- PAGE TEXT:
────────────────

FIGS. 21a and 21b are enlarged fragmentary detailed views taken along line 21a and line 21b of FIG. 21, respectively;

FIG. 22 is a partially broken side elevational view of the embodiment of FIG. 1, showing details of the synchronization mechanism, with the roof sections in retracted position; and

FIGS. 22a and 22b are enlarged fragmentary detailed views taken along line 22a and line 22b of FIG. 22, respectively.

With reference to the annexed drawings, in most of which many parts have voluntarily been omitted for clarity purposes (especially when the intermediate support structure is shown across the opening while the roof sections are retracted, which is not an actual configuration), the preferred embodiments of the present invention will be herein described for indicative purpose and by no means as of limitation.

Referring to FIGS. 1 to 4, there is schematically shown an embodiment 30 of a retractable roof system for large building structures such as stadiums 32 and the like in accordance with the present invention, as well as the different innovative components of the system. Although some components may more specifically be usable with the presence of predetermined portions of the structure, some others are applicable to most structures. As illustrated throughout the Figures, the present invention is illustrated on a large building structure being the Olympic Stadium™ 32 of Montreal, Canada known for having an inclined tower 33 for the support of an original retractable cover membrane (not shown) using a plurality of wire cables (not shown).

────────────────

- GIVEN MATERIAL:
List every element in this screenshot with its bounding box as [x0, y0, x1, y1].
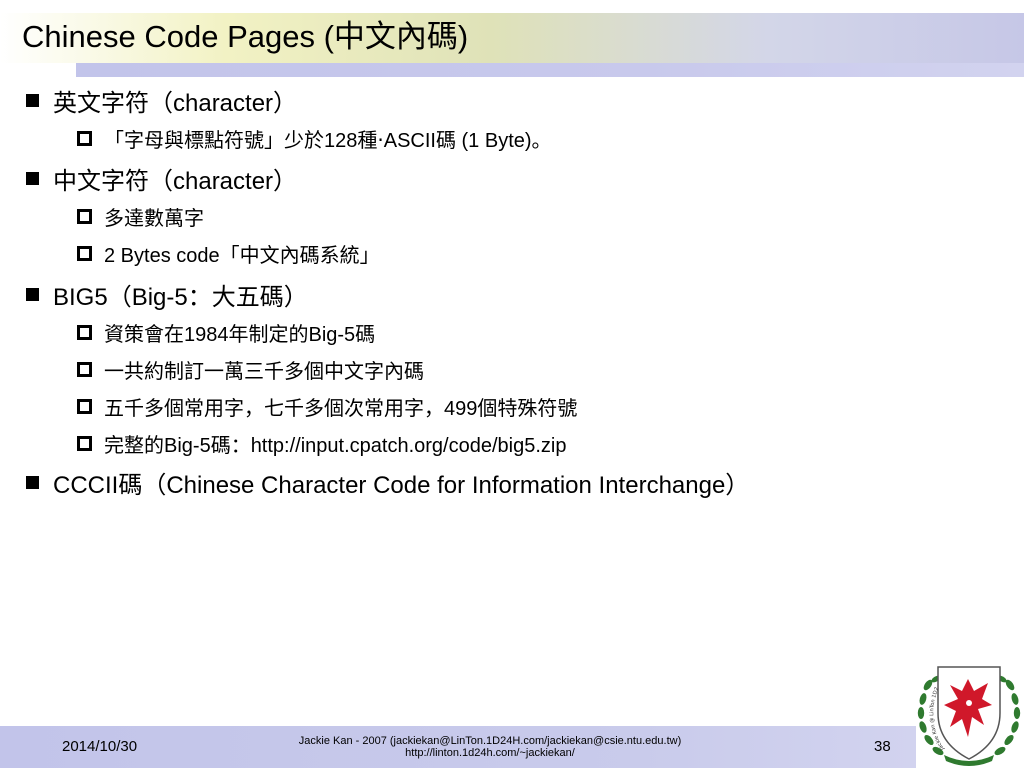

────────────────

- PROBLEM REQUIREMENTS: Duplicate everything in the retractable roof text from "Referring to FIGS." down to "cables (not shown).". Work from the retractable roof text only, not the listing.

- ANSWER:
Referring to FIGS. 1 to 4, there is schematically shown an embodiment 30 of a retractable roof system for large building structures such as stadiums 32 and the like in accordance with the present invention, as well as the different innovative components of the system. Although some components may more specifically be usable with the presence of predetermined portions of the structure, some others are applicable to most structures. As illustrated throughout the Figures, the present invention is illustrated on a large building structure being the Olympic Stadium™ 32 of Montreal, Canada known for having an inclined tower 33 for the support of an original retractable cover membrane (not shown) using a plurality of wire cables (not shown).